Instruction: Your task is to copy every record exactly.

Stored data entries
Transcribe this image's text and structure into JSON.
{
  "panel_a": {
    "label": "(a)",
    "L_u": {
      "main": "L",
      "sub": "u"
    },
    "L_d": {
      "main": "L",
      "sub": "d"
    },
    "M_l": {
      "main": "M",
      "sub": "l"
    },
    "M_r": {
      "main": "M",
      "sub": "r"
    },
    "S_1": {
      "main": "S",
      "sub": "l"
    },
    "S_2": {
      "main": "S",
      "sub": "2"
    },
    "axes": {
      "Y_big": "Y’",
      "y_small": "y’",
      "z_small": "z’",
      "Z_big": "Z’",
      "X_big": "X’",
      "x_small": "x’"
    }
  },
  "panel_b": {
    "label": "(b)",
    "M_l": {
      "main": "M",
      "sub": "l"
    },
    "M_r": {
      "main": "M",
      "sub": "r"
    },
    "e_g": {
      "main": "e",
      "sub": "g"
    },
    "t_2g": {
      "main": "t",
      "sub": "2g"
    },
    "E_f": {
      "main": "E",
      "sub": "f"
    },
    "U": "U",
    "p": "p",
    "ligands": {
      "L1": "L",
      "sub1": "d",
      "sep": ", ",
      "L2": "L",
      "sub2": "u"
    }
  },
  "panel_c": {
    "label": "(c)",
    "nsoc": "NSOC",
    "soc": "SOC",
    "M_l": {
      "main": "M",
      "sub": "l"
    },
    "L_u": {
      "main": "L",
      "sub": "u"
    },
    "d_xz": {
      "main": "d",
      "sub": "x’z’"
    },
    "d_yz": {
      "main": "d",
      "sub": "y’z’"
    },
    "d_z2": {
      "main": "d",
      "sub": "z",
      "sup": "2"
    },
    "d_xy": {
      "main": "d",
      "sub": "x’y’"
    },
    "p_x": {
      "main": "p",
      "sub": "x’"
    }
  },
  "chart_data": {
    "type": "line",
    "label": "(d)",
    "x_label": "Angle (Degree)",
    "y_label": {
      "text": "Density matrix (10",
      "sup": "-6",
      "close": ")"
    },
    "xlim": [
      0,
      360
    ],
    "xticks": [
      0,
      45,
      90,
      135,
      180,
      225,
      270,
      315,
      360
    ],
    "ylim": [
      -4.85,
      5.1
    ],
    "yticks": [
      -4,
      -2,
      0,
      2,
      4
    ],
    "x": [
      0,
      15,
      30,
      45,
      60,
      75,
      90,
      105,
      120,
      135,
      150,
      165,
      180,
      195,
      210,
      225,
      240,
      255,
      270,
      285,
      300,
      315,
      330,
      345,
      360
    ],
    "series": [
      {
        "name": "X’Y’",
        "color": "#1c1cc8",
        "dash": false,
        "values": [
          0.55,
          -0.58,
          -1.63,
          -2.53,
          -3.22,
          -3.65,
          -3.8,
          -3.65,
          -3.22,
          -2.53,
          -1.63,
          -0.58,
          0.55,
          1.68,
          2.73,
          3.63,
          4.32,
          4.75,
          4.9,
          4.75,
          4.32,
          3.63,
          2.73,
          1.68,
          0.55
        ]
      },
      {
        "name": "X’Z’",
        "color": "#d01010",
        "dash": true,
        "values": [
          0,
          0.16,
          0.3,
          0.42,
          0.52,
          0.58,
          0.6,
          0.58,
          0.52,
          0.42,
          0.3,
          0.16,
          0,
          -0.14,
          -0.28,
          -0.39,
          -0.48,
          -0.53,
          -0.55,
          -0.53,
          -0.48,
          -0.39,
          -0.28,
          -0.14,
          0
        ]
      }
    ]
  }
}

Solution:
Transcribe this image's text and structure into JSON.
{
  "panel_a": {
    "label": "(a)",
    "L_u": {
      "main": "L",
      "sub": "u"
    },
    "L_d": {
      "main": "L",
      "sub": "d"
    },
    "M_l": {
      "main": "M",
      "sub": "l"
    },
    "M_r": {
      "main": "M",
      "sub": "r"
    },
    "S_1": {
      "main": "S",
      "sub": "l"
    },
    "S_2": {
      "main": "S",
      "sub": "2"
    },
    "axes": {
      "Y_big": "Y’",
      "y_small": "y’",
      "z_small": "z’",
      "Z_big": "Z’",
      "X_big": "X’",
      "x_small": "x’"
    }
  },
  "panel_b": {
    "label": "(b)",
    "M_l": {
      "main": "M",
      "sub": "l"
    },
    "M_r": {
      "main": "M",
      "sub": "r"
    },
    "e_g": {
      "main": "e",
      "sub": "g"
    },
    "t_2g": {
      "main": "t",
      "sub": "2g"
    },
    "E_f": {
      "main": "E",
      "sub": "f"
    },
    "U": "U",
    "p": "p",
    "ligands": {
      "L1": "L",
      "sub1": "d",
      "sep": ", ",
      "L2": "L",
      "sub2": "u"
    }
  },
  "panel_c": {
    "label": "(c)",
    "nsoc": "NSOC",
    "soc": "SOC",
    "M_l": {
      "main": "M",
      "sub": "l"
    },
    "L_u": {
      "main": "L",
      "sub": "u"
    },
    "d_xz": {
      "main": "d",
      "sub": "x’z’"
    },
    "d_yz": {
      "main": "d",
      "sub": "y’z’"
    },
    "d_z2": {
      "main": "d",
      "sub": "z",
      "sup": "2"
    },
    "d_xy": {
      "main": "d",
      "sub": "x’y’"
    },
    "p_x": {
      "main": "p",
      "sub": "x’"
    }
  },
  "chart_data": {
    "type": "line",
    "label": "(d)",
    "x_label": "Angle (Degree)",
    "y_label": {
      "text": "Density matrix (10",
      "sup": "-6",
      "close": ")"
    },
    "xlim": [
      0,
      360
    ],
    "xticks": [
      0,
      45,
      90,
      135,
      180,
      225,
      270,
      315,
      360
    ],
    "ylim": [
      -4.85,
      5.1
    ],
    "yticks": [
      -4,
      -2,
      0,
      2,
      4
    ],
    "x": [
      0,
      15,
      30,
      45,
      60,
      75,
      90,
      105,
      120,
      135,
      150,
      165,
      180,
      195,
      210,
      225,
      240,
      255,
      270,
      285,
      300,
      315,
      330,
      345,
      360
    ],
    "series": [
      {
        "name": "X’Y’",
        "color": "#1c1cc8",
        "dash": false,
        "values": [
          0.55,
          -0.58,
          -1.63,
          -2.53,
          -3.22,
          -3.65,
          -3.8,
          -3.65,
          -3.22,
          -2.53,
          -1.63,
          -0.58,
          0.55,
          1.68,
          2.73,
          3.63,
          4.32,
          4.75,
          4.9,
          4.75,
          4.32,
          3.63,
          2.73,
          1.68,
          0.55
        ]
      },
      {
        "name": "X’Z’",
        "color": "#d01010",
        "dash": true,
        "values": [
          0,
          0.16,
          0.3,
          0.42,
          0.52,
          0.58,
          0.6,
          0.58,
          0.52,
          0.42,
          0.3,
          0.16,
          0,
          -0.14,
          -0.28,
          -0.39,
          -0.48,
          -0.53,
          -0.55,
          -0.53,
          -0.48,
          -0.39,
          -0.28,
          -0.14,
          0
        ]
      }
    ]
  }
}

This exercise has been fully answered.